**Listing:**

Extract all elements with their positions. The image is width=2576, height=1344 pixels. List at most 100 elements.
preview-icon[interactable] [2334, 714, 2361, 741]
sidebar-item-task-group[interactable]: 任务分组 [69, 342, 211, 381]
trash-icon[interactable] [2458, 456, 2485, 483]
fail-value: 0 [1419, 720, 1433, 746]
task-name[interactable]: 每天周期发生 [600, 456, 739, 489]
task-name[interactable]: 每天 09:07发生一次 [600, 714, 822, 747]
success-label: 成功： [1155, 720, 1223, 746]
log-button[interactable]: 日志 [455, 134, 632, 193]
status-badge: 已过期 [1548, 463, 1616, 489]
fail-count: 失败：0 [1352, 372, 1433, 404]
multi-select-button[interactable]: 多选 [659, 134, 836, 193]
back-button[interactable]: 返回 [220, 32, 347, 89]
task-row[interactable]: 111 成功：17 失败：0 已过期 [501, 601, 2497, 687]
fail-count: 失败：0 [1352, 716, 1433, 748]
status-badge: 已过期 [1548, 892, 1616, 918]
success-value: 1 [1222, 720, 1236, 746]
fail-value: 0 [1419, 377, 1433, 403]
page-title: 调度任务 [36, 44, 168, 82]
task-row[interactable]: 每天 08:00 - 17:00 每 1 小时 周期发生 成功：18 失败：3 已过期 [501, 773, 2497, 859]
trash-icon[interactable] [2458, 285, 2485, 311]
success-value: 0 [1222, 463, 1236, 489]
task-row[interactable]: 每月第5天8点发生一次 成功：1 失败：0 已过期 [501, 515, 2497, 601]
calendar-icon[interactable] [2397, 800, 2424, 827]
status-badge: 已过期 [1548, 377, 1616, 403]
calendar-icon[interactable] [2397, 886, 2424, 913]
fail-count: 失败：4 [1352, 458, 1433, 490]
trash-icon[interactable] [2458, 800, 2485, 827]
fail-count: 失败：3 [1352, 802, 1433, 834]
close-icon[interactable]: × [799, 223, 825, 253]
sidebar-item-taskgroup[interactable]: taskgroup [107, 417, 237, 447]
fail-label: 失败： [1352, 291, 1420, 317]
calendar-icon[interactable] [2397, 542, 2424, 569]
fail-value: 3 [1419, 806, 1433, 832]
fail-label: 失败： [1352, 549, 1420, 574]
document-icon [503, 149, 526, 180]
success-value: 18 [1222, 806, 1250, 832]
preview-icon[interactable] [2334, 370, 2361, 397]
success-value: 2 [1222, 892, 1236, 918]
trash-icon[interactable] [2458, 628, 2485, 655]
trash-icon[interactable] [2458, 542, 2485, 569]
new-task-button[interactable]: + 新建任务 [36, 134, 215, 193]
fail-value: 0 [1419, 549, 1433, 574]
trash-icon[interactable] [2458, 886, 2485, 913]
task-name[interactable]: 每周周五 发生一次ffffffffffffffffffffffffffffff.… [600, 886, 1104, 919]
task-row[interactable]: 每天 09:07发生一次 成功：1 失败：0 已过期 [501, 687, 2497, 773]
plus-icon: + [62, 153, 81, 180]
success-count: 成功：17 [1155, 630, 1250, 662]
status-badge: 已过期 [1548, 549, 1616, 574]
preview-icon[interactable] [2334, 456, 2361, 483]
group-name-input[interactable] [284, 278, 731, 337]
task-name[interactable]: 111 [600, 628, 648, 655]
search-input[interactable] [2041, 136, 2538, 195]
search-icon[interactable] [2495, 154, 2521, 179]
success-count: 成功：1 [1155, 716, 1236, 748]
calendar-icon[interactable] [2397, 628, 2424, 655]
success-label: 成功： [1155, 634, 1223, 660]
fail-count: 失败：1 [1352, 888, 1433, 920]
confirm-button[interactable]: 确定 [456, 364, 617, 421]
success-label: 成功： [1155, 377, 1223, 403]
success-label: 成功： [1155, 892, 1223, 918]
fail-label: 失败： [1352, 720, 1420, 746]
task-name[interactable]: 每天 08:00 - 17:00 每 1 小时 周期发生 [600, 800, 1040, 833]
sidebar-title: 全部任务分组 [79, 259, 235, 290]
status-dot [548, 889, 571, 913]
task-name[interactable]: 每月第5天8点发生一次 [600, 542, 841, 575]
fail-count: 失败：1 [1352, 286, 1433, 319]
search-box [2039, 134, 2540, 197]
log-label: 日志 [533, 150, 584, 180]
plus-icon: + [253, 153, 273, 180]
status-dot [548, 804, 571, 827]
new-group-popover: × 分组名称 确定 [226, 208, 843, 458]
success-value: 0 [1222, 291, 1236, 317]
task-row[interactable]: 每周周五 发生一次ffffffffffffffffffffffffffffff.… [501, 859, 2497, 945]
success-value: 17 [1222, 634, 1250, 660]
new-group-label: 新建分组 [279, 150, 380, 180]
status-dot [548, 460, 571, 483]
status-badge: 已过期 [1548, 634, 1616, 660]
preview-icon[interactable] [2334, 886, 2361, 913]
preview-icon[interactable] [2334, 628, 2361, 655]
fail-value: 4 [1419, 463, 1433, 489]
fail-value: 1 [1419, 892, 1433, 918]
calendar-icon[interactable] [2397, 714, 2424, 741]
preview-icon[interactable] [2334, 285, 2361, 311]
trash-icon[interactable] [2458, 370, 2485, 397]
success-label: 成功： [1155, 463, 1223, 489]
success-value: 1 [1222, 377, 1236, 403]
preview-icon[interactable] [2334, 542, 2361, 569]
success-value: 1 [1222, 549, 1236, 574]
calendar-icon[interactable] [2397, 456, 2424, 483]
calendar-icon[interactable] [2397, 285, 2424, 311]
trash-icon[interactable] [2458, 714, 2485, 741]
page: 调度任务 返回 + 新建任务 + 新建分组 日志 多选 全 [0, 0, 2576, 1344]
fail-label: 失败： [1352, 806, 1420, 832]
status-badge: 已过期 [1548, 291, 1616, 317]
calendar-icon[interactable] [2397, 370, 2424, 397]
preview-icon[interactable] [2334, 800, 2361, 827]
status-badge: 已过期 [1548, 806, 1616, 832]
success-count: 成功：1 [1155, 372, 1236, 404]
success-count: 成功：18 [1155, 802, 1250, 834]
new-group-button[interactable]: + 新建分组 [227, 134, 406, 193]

**Task requirements:** Put every line of the rows above into a JSON list of strings, one string per line, omitting blank lines.

**Task solution:**
[
  "Extract all elements with their positions. The image is width=2576, height=1344 pixels. List at most 100 elements.",
  "preview-icon[interactable] [2334, 714, 2361, 741]",
  "sidebar-item-task-group[interactable]: 任务分组 [69, 342, 211, 381]",
  "trash-icon[interactable] [2458, 456, 2485, 483]",
  "fail-value: 0 [1419, 720, 1433, 746]",
  "task-name[interactable]: 每天周期发生 [600, 456, 739, 489]",
  "task-name[interactable]: 每天 09:07发生一次 [600, 714, 822, 747]",
  "success-label: 成功： [1155, 720, 1223, 746]",
  "log-button[interactable]: 日志 [455, 134, 632, 193]",
  "status-badge: 已过期 [1548, 463, 1616, 489]",
  "fail-count: 失败：0 [1352, 372, 1433, 404]",
  "multi-select-button[interactable]: 多选 [659, 134, 836, 193]",
  "back-button[interactable]: 返回 [220, 32, 347, 89]",
  "task-row[interactable]: 111 成功：17 失败：0 已过期 [501, 601, 2497, 687]",
  "fail-count: 失败：0 [1352, 716, 1433, 748]",
  "status-badge: 已过期 [1548, 892, 1616, 918]",
  "success-value: 1 [1222, 720, 1236, 746]",
  "fail-value: 0 [1419, 377, 1433, 403]",
  "page-title: 调度任务 [36, 44, 168, 82]",
  "task-row[interactable]: 每天 08:00 - 17:00 每 1 小时 周期发生 成功：18 失败：3 已过期 [501, 773, 2497, 859]",
  "trash-icon[interactable] [2458, 285, 2485, 311]",
  "success-value: 0 [1222, 463, 1236, 489]",
  "task-row[interactable]: 每月第5天8点发生一次 成功：1 失败：0 已过期 [501, 515, 2497, 601]",
  "calendar-icon[interactable] [2397, 800, 2424, 827]",
  "status-badge: 已过期 [1548, 377, 1616, 403]",
  "calendar-icon[interactable] [2397, 886, 2424, 913]",
  "fail-count: 失败：4 [1352, 458, 1433, 490]",
  "trash-icon[interactable] [2458, 800, 2485, 827]",
  "fail-count: 失败：3 [1352, 802, 1433, 834]",
  "close-icon[interactable]: × [799, 223, 825, 253]",
  "sidebar-item-taskgroup[interactable]: taskgroup [107, 417, 237, 447]",
  "fail-label: 失败： [1352, 291, 1420, 317]",
  "calendar-icon[interactable] [2397, 542, 2424, 569]",
  "fail-value: 3 [1419, 806, 1433, 832]",
  "fail-label: 失败： [1352, 549, 1420, 574]",
  "document-icon [503, 149, 526, 180]",
  "success-value: 18 [1222, 806, 1250, 832]",
  "preview-icon[interactable] [2334, 370, 2361, 397]",
  "success-value: 2 [1222, 892, 1236, 918]",
  "trash-icon[interactable] [2458, 628, 2485, 655]",
  "trash-icon[interactable] [2458, 542, 2485, 569]",
  "new-task-button[interactable]: + 新建任务 [36, 134, 215, 193]",
  "fail-value: 0 [1419, 549, 1433, 574]",
  "trash-icon[interactable] [2458, 886, 2485, 913]",
  "task-name[interactable]: 每周周五 发生一次ffffffffffffffffffffffffffffff.… [600, 886, 1104, 919]",
  "task-row[interactable]: 每天 09:07发生一次 成功：1 失败：0 已过期 [501, 687, 2497, 773]",
  "plus-icon: + [62, 153, 81, 180]",
  "success-count: 成功：17 [1155, 630, 1250, 662]",
  "status-badge: 已过期 [1548, 549, 1616, 574]",
  "preview-icon[interactable] [2334, 456, 2361, 483]",
  "group-name-input[interactable] [284, 278, 731, 337]",
  "task-name[interactable]: 111 [600, 628, 648, 655]",
  "search-input[interactable] [2041, 136, 2538, 195]",
  "search-icon[interactable] [2495, 154, 2521, 179]",
  "success-count: 成功：1 [1155, 716, 1236, 748]",
  "calendar-icon[interactable] [2397, 628, 2424, 655]",
  "success-label: 成功： [1155, 634, 1223, 660]",
  "fail-count: 失败：1 [1352, 888, 1433, 920]",
  "confirm-button[interactable]: 确定 [456, 364, 617, 421]",
  "success-label: 成功： [1155, 377, 1223, 403]",
  "success-label: 成功： [1155, 892, 1223, 918]",
  "fail-label: 失败： [1352, 720, 1420, 746]",
  "task-name[interactable]: 每天 08:00 - 17:00 每 1 小时 周期发生 [600, 800, 1040, 833]",
  "sidebar-title: 全部任务分组 [79, 259, 235, 290]",
  "status-dot [548, 889, 571, 913]",
  "task-name[interactable]: 每月第5天8点发生一次 [600, 542, 841, 575]",
  "fail-count: 失败：1 [1352, 286, 1433, 319]",
  "search-box [2039, 134, 2540, 197]",
  "log-label: 日志 [533, 150, 584, 180]",
  "plus-icon: + [253, 153, 273, 180]",
  "status-dot [548, 804, 571, 827]",
  "new-group-popover: × 分组名称 确定 [226, 208, 843, 458]",
  "success-value: 0 [1222, 291, 1236, 317]",
  "task-row[interactable]: 每周周五 发生一次ffffffffffffffffffffffffffffff.… [501, 859, 2497, 945]",
  "success-value: 17 [1222, 634, 1250, 660]",
  "new-group-label: 新建分组 [279, 150, 380, 180]",
  "status-dot [548, 460, 571, 483]",
  "status-badge: 已过期 [1548, 634, 1616, 660]",
  "preview-icon[interactable] [2334, 886, 2361, 913]",
  "preview-icon[interactable] [2334, 628, 2361, 655]",
  "fail-value: 4 [1419, 463, 1433, 489]",
  "fail-value: 1 [1419, 892, 1433, 918]",
  "calendar-icon[interactable] [2397, 714, 2424, 741]",
  "preview-icon[interactable] [2334, 285, 2361, 311]",
  "trash-icon[interactable] [2458, 370, 2485, 397]",
  "success-label: 成功： [1155, 463, 1223, 489]",
  "success-value: 1 [1222, 377, 1236, 403]",
  "preview-icon[interactable] [2334, 542, 2361, 569]",
  "success-value: 1 [1222, 549, 1236, 574]",
  "calendar-icon[interactable] [2397, 456, 2424, 483]",
  "calendar-icon[interactable] [2397, 285, 2424, 311]",
  "trash-icon[interactable] [2458, 714, 2485, 741]",
  "page: 调度任务 返回 + 新建任务 + 新建分组 日志 多选 全 [0, 0, 2576, 1344]",
  "fail-label: 失败： [1352, 806, 1420, 832]",
  "status-badge: 已过期 [1548, 291, 1616, 317]",
  "calendar-icon[interactable] [2397, 370, 2424, 397]",
  "preview-icon[interactable] [2334, 800, 2361, 827]",
  "status-badge: 已过期 [1548, 806, 1616, 832]",
  "success-count: 成功：1 [1155, 372, 1236, 404]",
  "success-count: 成功：18 [1155, 802, 1250, 834]",
  "new-group-button[interactable]: + 新建分组 [227, 134, 406, 193]"
]